All lines in which the word "pages" occurs are to be extracted.

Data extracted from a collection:
— Begin —

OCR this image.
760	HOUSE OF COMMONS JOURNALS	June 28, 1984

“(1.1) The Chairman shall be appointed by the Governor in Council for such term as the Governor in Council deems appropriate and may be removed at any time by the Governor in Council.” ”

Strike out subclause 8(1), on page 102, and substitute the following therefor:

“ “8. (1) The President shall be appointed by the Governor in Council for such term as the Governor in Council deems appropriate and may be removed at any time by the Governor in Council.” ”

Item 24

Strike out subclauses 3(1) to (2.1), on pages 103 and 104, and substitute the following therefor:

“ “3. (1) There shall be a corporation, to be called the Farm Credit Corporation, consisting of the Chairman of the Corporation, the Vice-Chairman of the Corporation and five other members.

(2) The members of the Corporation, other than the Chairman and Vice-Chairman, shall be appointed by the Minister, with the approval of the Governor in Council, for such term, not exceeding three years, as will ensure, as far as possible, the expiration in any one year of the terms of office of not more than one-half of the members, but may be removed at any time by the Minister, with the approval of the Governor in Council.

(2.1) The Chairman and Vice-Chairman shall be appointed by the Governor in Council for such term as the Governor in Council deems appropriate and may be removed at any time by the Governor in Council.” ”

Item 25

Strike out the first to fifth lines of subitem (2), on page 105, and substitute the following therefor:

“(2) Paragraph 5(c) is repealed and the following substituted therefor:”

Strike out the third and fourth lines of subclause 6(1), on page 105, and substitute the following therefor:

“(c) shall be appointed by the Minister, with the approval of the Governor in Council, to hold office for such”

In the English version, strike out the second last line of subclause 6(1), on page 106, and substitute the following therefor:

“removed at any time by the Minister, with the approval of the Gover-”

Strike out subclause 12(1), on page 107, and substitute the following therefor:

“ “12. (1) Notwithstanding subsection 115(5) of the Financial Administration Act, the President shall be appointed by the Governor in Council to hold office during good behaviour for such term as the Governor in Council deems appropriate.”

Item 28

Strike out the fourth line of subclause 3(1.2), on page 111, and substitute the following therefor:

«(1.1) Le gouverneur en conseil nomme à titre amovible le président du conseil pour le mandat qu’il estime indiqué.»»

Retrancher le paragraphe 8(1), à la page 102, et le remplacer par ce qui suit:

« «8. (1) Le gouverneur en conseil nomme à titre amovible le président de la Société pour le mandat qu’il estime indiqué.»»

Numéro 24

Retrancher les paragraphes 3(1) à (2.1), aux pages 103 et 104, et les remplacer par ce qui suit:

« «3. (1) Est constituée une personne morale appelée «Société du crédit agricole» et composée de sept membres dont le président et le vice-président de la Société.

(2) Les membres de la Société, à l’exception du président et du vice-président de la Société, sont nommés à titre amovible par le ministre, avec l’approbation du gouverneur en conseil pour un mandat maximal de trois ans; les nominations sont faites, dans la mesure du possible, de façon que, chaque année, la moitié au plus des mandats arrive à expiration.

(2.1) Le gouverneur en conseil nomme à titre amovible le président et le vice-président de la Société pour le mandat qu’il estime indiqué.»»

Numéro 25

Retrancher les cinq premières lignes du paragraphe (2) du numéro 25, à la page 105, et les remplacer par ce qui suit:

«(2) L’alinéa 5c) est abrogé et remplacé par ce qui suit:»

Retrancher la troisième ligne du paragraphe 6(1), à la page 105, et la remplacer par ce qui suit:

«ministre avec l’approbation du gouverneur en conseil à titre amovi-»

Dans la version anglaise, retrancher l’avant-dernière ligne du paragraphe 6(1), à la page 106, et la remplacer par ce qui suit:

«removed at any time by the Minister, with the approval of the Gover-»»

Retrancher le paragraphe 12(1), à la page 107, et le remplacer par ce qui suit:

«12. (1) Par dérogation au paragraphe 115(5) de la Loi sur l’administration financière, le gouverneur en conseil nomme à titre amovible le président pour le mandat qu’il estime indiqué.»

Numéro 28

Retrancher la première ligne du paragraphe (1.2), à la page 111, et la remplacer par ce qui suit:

— End —
— Begin —

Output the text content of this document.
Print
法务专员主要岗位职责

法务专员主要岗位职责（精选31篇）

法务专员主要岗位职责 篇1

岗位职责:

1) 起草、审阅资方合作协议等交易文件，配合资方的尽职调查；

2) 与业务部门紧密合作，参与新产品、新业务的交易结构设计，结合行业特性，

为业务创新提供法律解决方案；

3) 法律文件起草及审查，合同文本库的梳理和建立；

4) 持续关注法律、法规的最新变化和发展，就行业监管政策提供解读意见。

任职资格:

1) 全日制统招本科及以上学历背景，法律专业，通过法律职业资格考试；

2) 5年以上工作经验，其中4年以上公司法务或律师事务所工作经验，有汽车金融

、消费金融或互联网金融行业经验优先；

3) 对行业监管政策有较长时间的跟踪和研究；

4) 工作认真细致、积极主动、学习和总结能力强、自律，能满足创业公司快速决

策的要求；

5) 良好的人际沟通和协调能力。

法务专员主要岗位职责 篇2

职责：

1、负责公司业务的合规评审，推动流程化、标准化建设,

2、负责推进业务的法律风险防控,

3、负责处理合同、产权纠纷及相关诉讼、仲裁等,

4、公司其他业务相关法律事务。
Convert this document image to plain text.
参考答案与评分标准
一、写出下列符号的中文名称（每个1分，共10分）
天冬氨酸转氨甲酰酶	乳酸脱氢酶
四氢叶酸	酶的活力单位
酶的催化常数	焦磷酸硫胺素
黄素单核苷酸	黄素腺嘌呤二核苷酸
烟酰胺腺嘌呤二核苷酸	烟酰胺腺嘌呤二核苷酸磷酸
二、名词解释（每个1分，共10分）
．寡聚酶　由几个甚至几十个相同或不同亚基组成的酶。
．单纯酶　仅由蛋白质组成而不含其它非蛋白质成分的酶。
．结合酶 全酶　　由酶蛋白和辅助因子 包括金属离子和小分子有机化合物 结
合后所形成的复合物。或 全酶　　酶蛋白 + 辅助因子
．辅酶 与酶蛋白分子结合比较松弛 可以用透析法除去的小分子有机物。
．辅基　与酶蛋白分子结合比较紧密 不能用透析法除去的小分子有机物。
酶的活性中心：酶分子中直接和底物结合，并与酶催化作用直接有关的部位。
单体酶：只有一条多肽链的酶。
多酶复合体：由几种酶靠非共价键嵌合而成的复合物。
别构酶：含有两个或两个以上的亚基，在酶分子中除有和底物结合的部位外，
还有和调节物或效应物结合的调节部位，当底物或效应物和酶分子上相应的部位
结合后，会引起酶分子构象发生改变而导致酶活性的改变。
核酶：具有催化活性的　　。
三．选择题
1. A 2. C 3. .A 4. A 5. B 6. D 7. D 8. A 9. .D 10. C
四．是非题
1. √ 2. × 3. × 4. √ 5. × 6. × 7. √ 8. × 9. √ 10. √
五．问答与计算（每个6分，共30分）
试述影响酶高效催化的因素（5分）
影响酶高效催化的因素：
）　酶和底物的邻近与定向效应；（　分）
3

— End —

## Answer
Strike out subclauses 3(1) to (2.1), on pages 103 and 104, and substitute the following therefor:
Retrancher les paragraphes 3(1) à (2.1), aux pages 103 et 104, et les remplacer par ce qui suit:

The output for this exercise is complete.